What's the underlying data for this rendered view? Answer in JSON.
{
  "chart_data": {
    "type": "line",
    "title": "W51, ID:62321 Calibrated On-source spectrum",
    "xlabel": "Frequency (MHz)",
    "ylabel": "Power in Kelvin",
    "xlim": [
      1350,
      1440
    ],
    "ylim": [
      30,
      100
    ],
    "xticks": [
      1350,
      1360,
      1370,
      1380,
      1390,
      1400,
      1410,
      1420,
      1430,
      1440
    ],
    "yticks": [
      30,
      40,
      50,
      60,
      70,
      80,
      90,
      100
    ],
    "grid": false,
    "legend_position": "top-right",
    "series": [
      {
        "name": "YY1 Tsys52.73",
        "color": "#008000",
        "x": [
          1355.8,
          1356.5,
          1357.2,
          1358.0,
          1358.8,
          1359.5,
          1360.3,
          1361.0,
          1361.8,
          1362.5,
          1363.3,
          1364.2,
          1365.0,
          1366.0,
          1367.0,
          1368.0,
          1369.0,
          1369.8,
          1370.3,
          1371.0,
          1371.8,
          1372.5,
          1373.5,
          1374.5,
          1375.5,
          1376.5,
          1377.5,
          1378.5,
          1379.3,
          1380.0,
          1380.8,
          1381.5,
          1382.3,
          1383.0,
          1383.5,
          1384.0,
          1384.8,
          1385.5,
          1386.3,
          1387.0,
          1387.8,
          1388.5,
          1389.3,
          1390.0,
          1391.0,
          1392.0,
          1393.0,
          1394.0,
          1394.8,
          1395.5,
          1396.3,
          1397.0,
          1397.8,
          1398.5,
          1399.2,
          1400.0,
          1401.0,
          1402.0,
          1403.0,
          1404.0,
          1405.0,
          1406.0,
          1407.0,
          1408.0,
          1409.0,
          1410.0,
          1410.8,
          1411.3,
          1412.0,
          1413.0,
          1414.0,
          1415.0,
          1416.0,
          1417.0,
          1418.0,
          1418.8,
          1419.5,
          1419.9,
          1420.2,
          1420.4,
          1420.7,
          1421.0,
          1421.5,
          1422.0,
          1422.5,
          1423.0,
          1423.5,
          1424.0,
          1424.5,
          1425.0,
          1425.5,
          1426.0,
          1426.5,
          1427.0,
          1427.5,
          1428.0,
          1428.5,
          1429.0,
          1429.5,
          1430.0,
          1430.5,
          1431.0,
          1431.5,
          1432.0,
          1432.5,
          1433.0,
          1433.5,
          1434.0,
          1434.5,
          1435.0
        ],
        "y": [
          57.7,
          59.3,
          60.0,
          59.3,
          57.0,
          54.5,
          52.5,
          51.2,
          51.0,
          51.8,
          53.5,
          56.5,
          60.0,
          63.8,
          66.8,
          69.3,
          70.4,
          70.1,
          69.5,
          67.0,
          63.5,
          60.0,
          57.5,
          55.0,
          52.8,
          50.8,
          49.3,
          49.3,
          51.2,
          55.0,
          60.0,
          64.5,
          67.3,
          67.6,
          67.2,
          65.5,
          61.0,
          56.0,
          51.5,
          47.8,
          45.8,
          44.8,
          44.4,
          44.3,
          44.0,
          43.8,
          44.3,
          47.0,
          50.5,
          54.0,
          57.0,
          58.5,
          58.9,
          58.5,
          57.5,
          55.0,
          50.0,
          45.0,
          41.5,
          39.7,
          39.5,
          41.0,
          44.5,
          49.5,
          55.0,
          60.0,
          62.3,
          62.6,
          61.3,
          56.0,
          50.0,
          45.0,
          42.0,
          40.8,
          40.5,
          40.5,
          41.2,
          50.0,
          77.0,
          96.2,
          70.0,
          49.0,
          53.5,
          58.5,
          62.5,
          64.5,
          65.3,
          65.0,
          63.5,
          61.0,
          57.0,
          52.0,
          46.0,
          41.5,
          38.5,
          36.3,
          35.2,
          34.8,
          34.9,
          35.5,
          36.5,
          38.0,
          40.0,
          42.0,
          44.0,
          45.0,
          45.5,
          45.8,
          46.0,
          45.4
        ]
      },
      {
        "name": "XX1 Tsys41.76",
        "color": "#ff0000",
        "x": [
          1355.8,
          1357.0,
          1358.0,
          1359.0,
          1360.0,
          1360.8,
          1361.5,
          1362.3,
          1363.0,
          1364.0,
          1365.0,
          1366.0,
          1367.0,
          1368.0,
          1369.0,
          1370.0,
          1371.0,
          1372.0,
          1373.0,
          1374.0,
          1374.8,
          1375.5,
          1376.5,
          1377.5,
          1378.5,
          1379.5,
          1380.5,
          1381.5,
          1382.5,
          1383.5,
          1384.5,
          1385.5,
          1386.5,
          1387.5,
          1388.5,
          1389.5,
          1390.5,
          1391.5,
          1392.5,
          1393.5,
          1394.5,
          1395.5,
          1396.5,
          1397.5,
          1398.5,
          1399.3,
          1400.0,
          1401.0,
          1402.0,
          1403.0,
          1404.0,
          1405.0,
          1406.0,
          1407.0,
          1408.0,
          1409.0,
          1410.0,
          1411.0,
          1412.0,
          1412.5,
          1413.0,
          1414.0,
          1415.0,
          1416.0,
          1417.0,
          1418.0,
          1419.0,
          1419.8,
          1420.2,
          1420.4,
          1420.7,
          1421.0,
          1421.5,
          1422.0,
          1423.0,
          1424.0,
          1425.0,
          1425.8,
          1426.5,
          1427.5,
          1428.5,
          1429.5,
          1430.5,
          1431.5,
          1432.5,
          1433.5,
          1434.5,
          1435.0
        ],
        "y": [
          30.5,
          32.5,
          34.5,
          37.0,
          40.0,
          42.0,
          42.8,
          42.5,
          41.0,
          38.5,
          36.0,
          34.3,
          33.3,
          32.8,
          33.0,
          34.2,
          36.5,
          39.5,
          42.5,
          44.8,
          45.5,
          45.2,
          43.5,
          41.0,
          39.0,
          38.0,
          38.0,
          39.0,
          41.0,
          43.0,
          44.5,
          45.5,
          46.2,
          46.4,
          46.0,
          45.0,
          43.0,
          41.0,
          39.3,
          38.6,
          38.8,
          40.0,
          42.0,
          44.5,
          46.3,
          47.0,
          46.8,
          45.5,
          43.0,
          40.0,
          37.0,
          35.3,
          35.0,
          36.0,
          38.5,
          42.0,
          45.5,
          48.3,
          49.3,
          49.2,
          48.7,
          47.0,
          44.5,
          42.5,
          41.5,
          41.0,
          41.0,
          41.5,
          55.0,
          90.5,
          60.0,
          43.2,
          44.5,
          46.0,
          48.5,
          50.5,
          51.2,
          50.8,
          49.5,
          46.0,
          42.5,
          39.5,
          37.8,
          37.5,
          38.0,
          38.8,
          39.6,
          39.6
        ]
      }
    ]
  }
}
^^^^
▶ _Aim_
Set down each entry again, unchanged.

▶ _Task result_
What's the underlying data for this rendered view? Answer in JSON.
{
  "chart_data": {
    "type": "line",
    "title": "W51, ID:62321 Calibrated On-source spectrum",
    "xlabel": "Frequency (MHz)",
    "ylabel": "Power in Kelvin",
    "xlim": [
      1350,
      1440
    ],
    "ylim": [
      30,
      100
    ],
    "xticks": [
      1350,
      1360,
      1370,
      1380,
      1390,
      1400,
      1410,
      1420,
      1430,
      1440
    ],
    "yticks": [
      30,
      40,
      50,
      60,
      70,
      80,
      90,
      100
    ],
    "grid": false,
    "legend_position": "top-right",
    "series": [
      {
        "name": "YY1 Tsys52.73",
        "color": "#008000",
        "x": [
          1355.8,
          1356.5,
          1357.2,
          1358.0,
          1358.8,
          1359.5,
          1360.3,
          1361.0,
          1361.8,
          1362.5,
          1363.3,
          1364.2,
          1365.0,
          1366.0,
          1367.0,
          1368.0,
          1369.0,
          1369.8,
          1370.3,
          1371.0,
          1371.8,
          1372.5,
          1373.5,
          1374.5,
          1375.5,
          1376.5,
          1377.5,
          1378.5,
          1379.3,
          1380.0,
          1380.8,
          1381.5,
          1382.3,
          1383.0,
          1383.5,
          1384.0,
          1384.8,
          1385.5,
          1386.3,
          1387.0,
          1387.8,
          1388.5,
          1389.3,
          1390.0,
          1391.0,
          1392.0,
          1393.0,
          1394.0,
          1394.8,
          1395.5,
          1396.3,
          1397.0,
          1397.8,
          1398.5,
          1399.2,
          1400.0,
          1401.0,
          1402.0,
          1403.0,
          1404.0,
          1405.0,
          1406.0,
          1407.0,
          1408.0,
          1409.0,
          1410.0,
          1410.8,
          1411.3,
          1412.0,
          1413.0,
          1414.0,
          1415.0,
          1416.0,
          1417.0,
          1418.0,
          1418.8,
          1419.5,
          1419.9,
          1420.2,
          1420.4,
          1420.7,
          1421.0,
          1421.5,
          1422.0,
          1422.5,
          1423.0,
          1423.5,
          1424.0,
          1424.5,
          1425.0,
          1425.5,
          1426.0,
          1426.5,
          1427.0,
          1427.5,
          1428.0,
          1428.5,
          1429.0,
          1429.5,
          1430.0,
          1430.5,
          1431.0,
          1431.5,
          1432.0,
          1432.5,
          1433.0,
          1433.5,
          1434.0,
          1434.5,
          1435.0
        ],
        "y": [
          57.7,
          59.3,
          60.0,
          59.3,
          57.0,
          54.5,
          52.5,
          51.2,
          51.0,
          51.8,
          53.5,
          56.5,
          60.0,
          63.8,
          66.8,
          69.3,
          70.4,
          70.1,
          69.5,
          67.0,
          63.5,
          60.0,
          57.5,
          55.0,
          52.8,
          50.8,
          49.3,
          49.3,
          51.2,
          55.0,
          60.0,
          64.5,
          67.3,
          67.6,
          67.2,
          65.5,
          61.0,
          56.0,
          51.5,
          47.8,
          45.8,
          44.8,
          44.4,
          44.3,
          44.0,
          43.8,
          44.3,
          47.0,
          50.5,
          54.0,
          57.0,
          58.5,
          58.9,
          58.5,
          57.5,
          55.0,
          50.0,
          45.0,
          41.5,
          39.7,
          39.5,
          41.0,
          44.5,
          49.5,
          55.0,
          60.0,
          62.3,
          62.6,
          61.3,
          56.0,
          50.0,
          45.0,
          42.0,
          40.8,
          40.5,
          40.5,
          41.2,
          50.0,
          77.0,
          96.2,
          70.0,
          49.0,
          53.5,
          58.5,
          62.5,
          64.5,
          65.3,
          65.0,
          63.5,
          61.0,
          57.0,
          52.0,
          46.0,
          41.5,
          38.5,
          36.3,
          35.2,
          34.8,
          34.9,
          35.5,
          36.5,
          38.0,
          40.0,
          42.0,
          44.0,
          45.0,
          45.5,
          45.8,
          46.0,
          45.4
        ]
      },
      {
        "name": "XX1 Tsys41.76",
        "color": "#ff0000",
        "x": [
          1355.8,
          1357.0,
          1358.0,
          1359.0,
          1360.0,
          1360.8,
          1361.5,
          1362.3,
          1363.0,
          1364.0,
          1365.0,
          1366.0,
          1367.0,
          1368.0,
          1369.0,
          1370.0,
          1371.0,
          1372.0,
          1373.0,
          1374.0,
          1374.8,
          1375.5,
          1376.5,
          1377.5,
          1378.5,
          1379.5,
          1380.5,
          1381.5,
          1382.5,
          1383.5,
          1384.5,
          1385.5,
          1386.5,
          1387.5,
          1388.5,
          1389.5,
          1390.5,
          1391.5,
          1392.5,
          1393.5,
          1394.5,
          1395.5,
          1396.5,
          1397.5,
          1398.5,
          1399.3,
          1400.0,
          1401.0,
          1402.0,
          1403.0,
          1404.0,
          1405.0,
          1406.0,
          1407.0,
          1408.0,
          1409.0,
          1410.0,
          1411.0,
          1412.0,
          1412.5,
          1413.0,
          1414.0,
          1415.0,
          1416.0,
          1417.0,
          1418.0,
          1419.0,
          1419.8,
          1420.2,
          1420.4,
          1420.7,
          1421.0,
          1421.5,
          1422.0,
          1423.0,
          1424.0,
          1425.0,
          1425.8,
          1426.5,
          1427.5,
          1428.5,
          1429.5,
          1430.5,
          1431.5,
          1432.5,
          1433.5,
          1434.5,
          1435.0
        ],
        "y": [
          30.5,
          32.5,
          34.5,
          37.0,
          40.0,
          42.0,
          42.8,
          42.5,
          41.0,
          38.5,
          36.0,
          34.3,
          33.3,
          32.8,
          33.0,
          34.2,
          36.5,
          39.5,
          42.5,
          44.8,
          45.5,
          45.2,
          43.5,
          41.0,
          39.0,
          38.0,
          38.0,
          39.0,
          41.0,
          43.0,
          44.5,
          45.5,
          46.2,
          46.4,
          46.0,
          45.0,
          43.0,
          41.0,
          39.3,
          38.6,
          38.8,
          40.0,
          42.0,
          44.5,
          46.3,
          47.0,
          46.8,
          45.5,
          43.0,
          40.0,
          37.0,
          35.3,
          35.0,
          36.0,
          38.5,
          42.0,
          45.5,
          48.3,
          49.3,
          49.2,
          48.7,
          47.0,
          44.5,
          42.5,
          41.5,
          41.0,
          41.0,
          41.5,
          55.0,
          90.5,
          60.0,
          43.2,
          44.5,
          46.0,
          48.5,
          50.5,
          51.2,
          50.8,
          49.5,
          46.0,
          42.5,
          39.5,
          37.8,
          37.5,
          38.0,
          38.8,
          39.6,
          39.6
        ]
      }
    ]
  }
}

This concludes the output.